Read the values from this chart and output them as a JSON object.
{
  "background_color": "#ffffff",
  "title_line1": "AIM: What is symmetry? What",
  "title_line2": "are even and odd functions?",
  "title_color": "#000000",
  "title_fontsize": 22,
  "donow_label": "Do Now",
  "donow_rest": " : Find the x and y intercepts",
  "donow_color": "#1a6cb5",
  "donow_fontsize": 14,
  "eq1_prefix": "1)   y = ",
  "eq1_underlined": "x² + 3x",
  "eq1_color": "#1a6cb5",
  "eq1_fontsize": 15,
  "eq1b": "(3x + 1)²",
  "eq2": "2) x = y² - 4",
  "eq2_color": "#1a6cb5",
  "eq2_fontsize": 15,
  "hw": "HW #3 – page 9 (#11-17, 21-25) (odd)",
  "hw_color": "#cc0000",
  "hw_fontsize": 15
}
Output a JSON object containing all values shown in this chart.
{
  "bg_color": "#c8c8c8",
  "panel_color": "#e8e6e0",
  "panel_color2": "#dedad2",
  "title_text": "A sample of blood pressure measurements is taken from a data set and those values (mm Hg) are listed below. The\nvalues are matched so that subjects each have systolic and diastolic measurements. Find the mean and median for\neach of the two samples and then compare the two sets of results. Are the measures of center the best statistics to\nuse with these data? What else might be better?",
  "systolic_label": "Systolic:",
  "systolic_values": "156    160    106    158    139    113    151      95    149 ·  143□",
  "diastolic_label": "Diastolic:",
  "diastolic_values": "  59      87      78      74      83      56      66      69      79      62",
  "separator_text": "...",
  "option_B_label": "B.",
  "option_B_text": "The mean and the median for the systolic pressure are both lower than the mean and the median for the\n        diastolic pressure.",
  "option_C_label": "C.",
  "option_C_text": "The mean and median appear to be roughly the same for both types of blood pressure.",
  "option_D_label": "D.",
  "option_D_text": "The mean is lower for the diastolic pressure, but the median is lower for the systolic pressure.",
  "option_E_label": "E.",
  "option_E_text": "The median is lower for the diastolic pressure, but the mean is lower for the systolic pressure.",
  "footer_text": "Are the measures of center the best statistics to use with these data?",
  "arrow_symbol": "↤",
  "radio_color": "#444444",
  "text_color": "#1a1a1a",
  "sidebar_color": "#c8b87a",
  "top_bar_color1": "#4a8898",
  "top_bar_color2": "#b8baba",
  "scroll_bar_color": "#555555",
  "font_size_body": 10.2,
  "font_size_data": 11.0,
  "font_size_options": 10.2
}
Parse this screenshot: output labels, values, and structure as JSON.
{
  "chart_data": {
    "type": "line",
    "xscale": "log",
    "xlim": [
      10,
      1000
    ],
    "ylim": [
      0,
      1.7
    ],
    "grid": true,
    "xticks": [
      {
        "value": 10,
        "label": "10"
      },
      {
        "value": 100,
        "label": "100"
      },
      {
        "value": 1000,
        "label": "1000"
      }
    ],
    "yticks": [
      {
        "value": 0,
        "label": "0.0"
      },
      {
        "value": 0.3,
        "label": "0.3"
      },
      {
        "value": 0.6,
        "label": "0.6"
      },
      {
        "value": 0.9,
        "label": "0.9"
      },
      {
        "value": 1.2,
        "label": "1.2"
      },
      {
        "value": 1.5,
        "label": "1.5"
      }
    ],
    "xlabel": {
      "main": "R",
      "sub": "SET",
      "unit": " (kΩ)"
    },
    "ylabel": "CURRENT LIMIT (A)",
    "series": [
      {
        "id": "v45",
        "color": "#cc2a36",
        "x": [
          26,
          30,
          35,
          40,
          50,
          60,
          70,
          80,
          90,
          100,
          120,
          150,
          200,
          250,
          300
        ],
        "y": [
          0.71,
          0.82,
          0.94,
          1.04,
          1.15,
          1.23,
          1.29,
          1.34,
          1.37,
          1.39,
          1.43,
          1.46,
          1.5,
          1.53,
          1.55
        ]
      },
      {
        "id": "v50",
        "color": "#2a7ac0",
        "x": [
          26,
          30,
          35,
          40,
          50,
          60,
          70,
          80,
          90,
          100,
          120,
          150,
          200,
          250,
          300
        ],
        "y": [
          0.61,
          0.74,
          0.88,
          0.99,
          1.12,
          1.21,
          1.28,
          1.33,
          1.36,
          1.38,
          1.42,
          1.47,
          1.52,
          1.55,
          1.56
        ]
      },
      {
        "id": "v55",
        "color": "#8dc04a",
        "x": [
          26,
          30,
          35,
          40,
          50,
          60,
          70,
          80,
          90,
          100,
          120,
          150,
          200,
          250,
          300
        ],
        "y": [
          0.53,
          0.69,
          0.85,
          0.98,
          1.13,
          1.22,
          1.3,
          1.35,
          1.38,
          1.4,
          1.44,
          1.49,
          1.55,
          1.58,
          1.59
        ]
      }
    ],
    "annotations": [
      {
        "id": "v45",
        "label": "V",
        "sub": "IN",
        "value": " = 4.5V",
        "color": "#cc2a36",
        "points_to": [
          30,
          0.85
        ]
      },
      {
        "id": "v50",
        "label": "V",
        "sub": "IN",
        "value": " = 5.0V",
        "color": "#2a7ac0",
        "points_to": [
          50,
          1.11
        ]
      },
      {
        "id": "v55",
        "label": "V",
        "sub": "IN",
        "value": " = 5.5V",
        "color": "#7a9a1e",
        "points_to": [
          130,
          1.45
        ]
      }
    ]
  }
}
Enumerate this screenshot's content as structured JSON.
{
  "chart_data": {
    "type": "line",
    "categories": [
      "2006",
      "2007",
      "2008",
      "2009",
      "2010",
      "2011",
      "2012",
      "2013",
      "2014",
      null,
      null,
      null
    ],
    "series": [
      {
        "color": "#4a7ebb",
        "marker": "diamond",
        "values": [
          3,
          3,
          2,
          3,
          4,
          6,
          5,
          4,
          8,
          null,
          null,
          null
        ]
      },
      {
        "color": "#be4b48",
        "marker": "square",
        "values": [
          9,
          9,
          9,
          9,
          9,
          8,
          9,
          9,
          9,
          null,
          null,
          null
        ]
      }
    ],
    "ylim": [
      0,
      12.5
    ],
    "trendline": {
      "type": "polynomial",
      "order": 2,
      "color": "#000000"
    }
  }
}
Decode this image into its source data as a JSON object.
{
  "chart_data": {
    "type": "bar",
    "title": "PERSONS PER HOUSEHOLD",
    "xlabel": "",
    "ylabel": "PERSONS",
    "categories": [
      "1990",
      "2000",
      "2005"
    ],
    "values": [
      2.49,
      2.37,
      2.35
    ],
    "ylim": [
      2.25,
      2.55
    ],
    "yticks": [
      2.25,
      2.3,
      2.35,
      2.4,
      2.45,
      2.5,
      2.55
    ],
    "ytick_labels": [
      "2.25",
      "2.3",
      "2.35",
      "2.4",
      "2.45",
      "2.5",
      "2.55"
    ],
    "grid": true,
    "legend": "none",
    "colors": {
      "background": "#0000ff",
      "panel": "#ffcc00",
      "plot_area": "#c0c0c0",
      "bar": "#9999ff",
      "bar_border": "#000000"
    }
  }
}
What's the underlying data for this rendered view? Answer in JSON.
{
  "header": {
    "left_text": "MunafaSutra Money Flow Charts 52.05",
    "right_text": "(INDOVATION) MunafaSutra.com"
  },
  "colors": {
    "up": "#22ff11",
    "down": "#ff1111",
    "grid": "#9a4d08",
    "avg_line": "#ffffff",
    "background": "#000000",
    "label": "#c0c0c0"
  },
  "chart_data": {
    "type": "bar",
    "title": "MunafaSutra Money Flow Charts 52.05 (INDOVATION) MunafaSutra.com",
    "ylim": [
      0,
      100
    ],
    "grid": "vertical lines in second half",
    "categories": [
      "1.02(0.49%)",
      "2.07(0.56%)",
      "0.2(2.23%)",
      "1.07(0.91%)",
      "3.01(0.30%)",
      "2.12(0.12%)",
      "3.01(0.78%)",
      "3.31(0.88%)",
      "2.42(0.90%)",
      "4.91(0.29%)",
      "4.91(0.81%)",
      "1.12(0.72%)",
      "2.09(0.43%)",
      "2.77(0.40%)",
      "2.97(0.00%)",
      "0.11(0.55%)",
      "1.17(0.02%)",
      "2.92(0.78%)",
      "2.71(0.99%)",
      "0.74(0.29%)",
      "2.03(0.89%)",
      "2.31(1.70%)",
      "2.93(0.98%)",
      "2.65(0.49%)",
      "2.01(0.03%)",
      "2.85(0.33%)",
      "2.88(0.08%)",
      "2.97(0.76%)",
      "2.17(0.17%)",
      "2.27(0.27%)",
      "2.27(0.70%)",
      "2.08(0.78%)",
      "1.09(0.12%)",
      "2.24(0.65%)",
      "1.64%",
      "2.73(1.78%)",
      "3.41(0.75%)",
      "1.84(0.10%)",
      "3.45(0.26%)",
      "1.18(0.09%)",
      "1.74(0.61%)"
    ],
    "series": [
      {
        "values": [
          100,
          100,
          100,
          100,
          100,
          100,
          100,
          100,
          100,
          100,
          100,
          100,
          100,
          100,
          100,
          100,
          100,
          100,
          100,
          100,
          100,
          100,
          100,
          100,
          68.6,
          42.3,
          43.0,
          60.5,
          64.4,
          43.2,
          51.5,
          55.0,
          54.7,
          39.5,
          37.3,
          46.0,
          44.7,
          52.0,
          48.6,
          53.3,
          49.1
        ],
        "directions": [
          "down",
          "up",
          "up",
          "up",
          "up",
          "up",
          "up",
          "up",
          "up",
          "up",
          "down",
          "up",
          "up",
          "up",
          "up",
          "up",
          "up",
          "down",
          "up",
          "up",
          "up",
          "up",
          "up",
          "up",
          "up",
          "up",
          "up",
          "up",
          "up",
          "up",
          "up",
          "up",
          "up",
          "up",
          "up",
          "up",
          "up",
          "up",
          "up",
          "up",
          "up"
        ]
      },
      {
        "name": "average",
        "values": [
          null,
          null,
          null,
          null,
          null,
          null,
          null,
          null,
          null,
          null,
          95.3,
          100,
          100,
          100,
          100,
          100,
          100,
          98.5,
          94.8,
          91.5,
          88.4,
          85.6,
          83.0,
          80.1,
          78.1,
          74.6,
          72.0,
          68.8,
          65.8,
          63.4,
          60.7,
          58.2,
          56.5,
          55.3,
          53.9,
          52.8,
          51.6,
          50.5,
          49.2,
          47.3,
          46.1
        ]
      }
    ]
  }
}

------------------------------------------------

- _Goal of the exercise_
Search the material above for "What". Pull out each line where it shows up.

- _Exercise response_
  "title_line1": "AIM: What is symmetry? What",
  "title_text": "A sample of blood pressure measurements is taken from a data set and those values (mm Hg) are listed below. The\nvalues are matched so that subjects each have systolic and diastolic measurements. Find the mean and median for\neach of the two samples and then compare the two sets of results. Are the measures of center the best statistics to\nuse with these data? What else might be better?",
What's the underlying data for this rendered view? Answer in JSON.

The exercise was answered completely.